Entries taken from a collection:
## Start

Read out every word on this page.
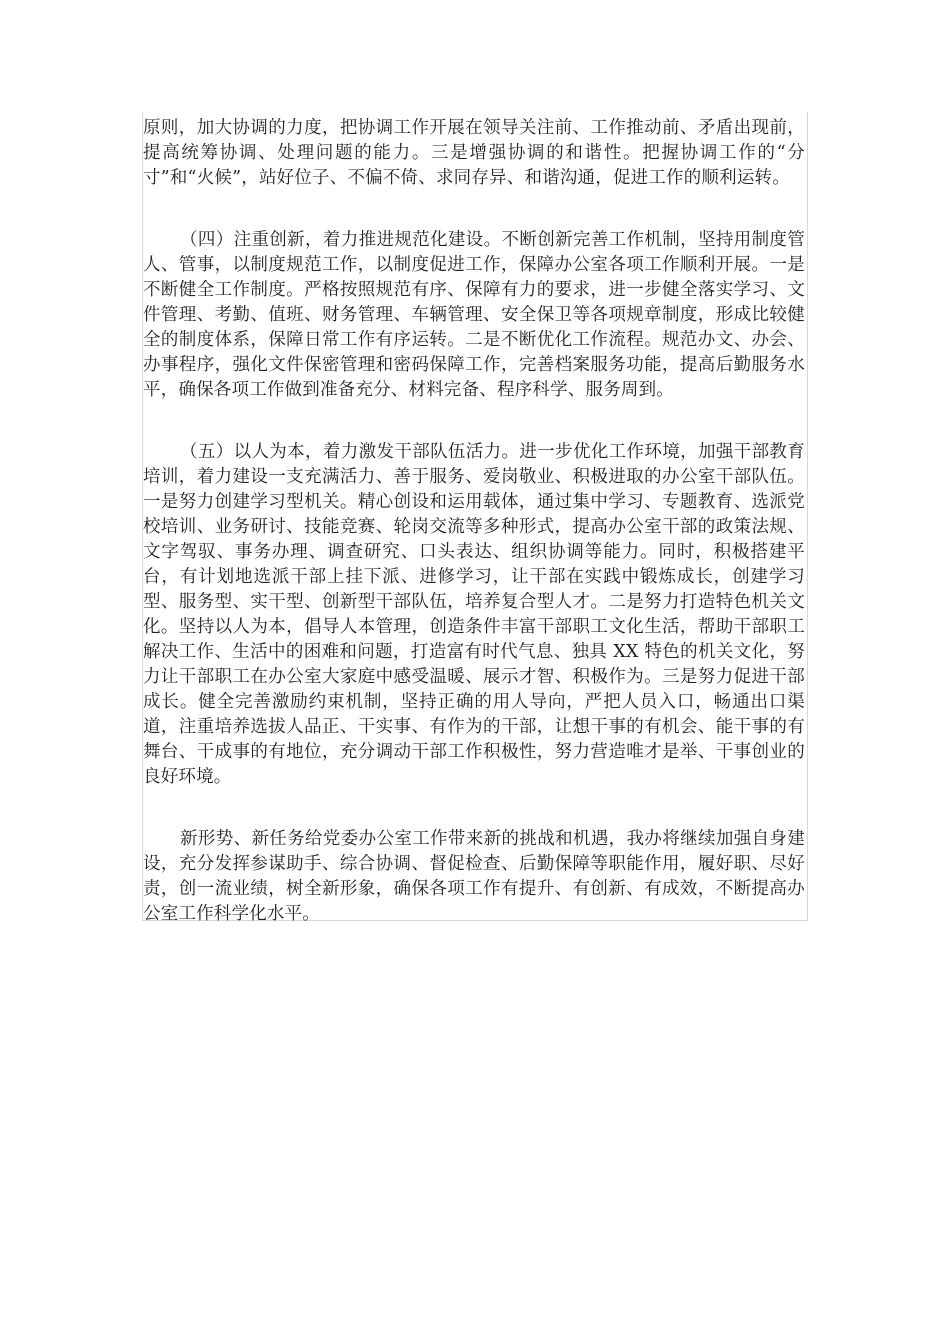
原则，加大协调的力度，把协调工作开展在领导关注前、工作推动前、矛盾出现前，提高统筹协调、处理问题的能力。三是增强协调的和谐性。把握协调工作的“分寸”和“火候”，站好位子、不偏不倚、求同存异、和谐沟通，促进工作的顺利运转。

（四）注重创新，着力推进规范化建设。不断创新完善工作机制，坚持用制度管人、管事，以制度规范工作，以制度促进工作，保障办公室各项工作顺利开展。一是不断健全工作制度。严格按照规范有序、保障有力的要求，进一步健全落实学习、文件管理、考勤、值班、财务管理、车辆管理、安全保卫等各项规章制度，形成比较健全的制度体系，保障日常工作有序运转。二是不断优化工作流程。规范办文、办会、办事程序，强化文件保密管理和密码保障工作，完善档案服务功能，提高后勤服务水平，确保各项工作做到准备充分、材料完备、程序科学、服务周到。

（五）以人为本，着力激发干部队伍活力。进一步优化工作环境，加强干部教育培训，着力建设一支充满活力、善于服务、爱岗敬业、积极进取的办公室干部队伍。一是努力创建学习型机关。精心创设和运用载体，通过集中学习、专题教育、选派党校培训、业务研讨、技能竞赛、轮岗交流等多种形式，提高办公室干部的政策法规、文字驾驭、事务办理、调查研究、口头表达、组织协调等能力。同时，积极搭建平台，有计划地选派干部上挂下派、进修学习，让干部在实践中锻炼成长，创建学习型、服务型、实干型、创新型干部队伍，培养复合型人才。二是努力打造特色机关文化。坚持以人为本，倡导人本管理，创造条件丰富干部职工文化生活，帮助干部职工解决工作、生活中的困难和问题，打造富有时代气息、独具 XX 特色的机关文化，努力让干部职工在办公室大家庭中感受温暖、展示才智、积极作为。三是努力促进干部成长。健全完善激励约束机制，坚持正确的用人导向，严把人员入口，畅通出口渠道，注重培养选拔人品正、干实事、有作为的干部，让想干事的有机会、能干事的有舞台、干成事的有地位，充分调动干部工作积极性，努力营造唯才是举、干事创业的良好环境。

新形势、新任务给党委办公室工作带来新的挑战和机遇，我办将继续加强自身建设，充分发挥参谋助手、综合协调、督促检查、后勤保障等职能作用，履好职、尽好责，创一流业绩，树全新形象，确保各项工作有提升、有创新、有成效，不断提高办公室工作科学化水平。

## End

**What the task requires:** The records above must be transcribed exactly. Pictures are left out of the copy.

**Result for this task:**
Read out every word on this page.
原则，加大协调的力度，把协调工作开展在领导关注前、工作推动前、矛盾出现前，提高统筹协调、处理问题的能力。三是增强协调的和谐性。把握协调工作的“分寸”和“火候”，站好位子、不偏不倚、求同存异、和谐沟通，促进工作的顺利运转。

（四）注重创新，着力推进规范化建设。不断创新完善工作机制，坚持用制度管人、管事，以制度规范工作，以制度促进工作，保障办公室各项工作顺利开展。一是不断健全工作制度。严格按照规范有序、保障有力的要求，进一步健全落实学习、文件管理、考勤、值班、财务管理、车辆管理、安全保卫等各项规章制度，形成比较健全的制度体系，保障日常工作有序运转。二是不断优化工作流程。规范办文、办会、办事程序，强化文件保密管理和密码保障工作，完善档案服务功能，提高后勤服务水平，确保各项工作做到准备充分、材料完备、程序科学、服务周到。

（五）以人为本，着力激发干部队伍活力。进一步优化工作环境，加强干部教育培训，着力建设一支充满活力、善于服务、爱岗敬业、积极进取的办公室干部队伍。一是努力创建学习型机关。精心创设和运用载体，通过集中学习、专题教育、选派党校培训、业务研讨、技能竞赛、轮岗交流等多种形式，提高办公室干部的政策法规、文字驾驭、事务办理、调查研究、口头表达、组织协调等能力。同时，积极搭建平台，有计划地选派干部上挂下派、进修学习，让干部在实践中锻炼成长，创建学习型、服务型、实干型、创新型干部队伍，培养复合型人才。二是努力打造特色机关文化。坚持以人为本，倡导人本管理，创造条件丰富干部职工文化生活，帮助干部职工解决工作、生活中的困难和问题，打造富有时代气息、独具 XX 特色的机关文化，努力让干部职工在办公室大家庭中感受温暖、展示才智、积极作为。三是努力促进干部成长。健全完善激励约束机制，坚持正确的用人导向，严把人员入口，畅通出口渠道，注重培养选拔人品正、干实事、有作为的干部，让想干事的有机会、能干事的有舞台、干成事的有地位，充分调动干部工作积极性，努力营造唯才是举、干事创业的良好环境。

新形势、新任务给党委办公室工作带来新的挑战和机遇，我办将继续加强自身建设，充分发挥参谋助手、综合协调、督促检查、后勤保障等职能作用，履好职、尽好责，创一流业绩，树全新形象，确保各项工作有提升、有创新、有成效，不断提高办公室工作科学化水平。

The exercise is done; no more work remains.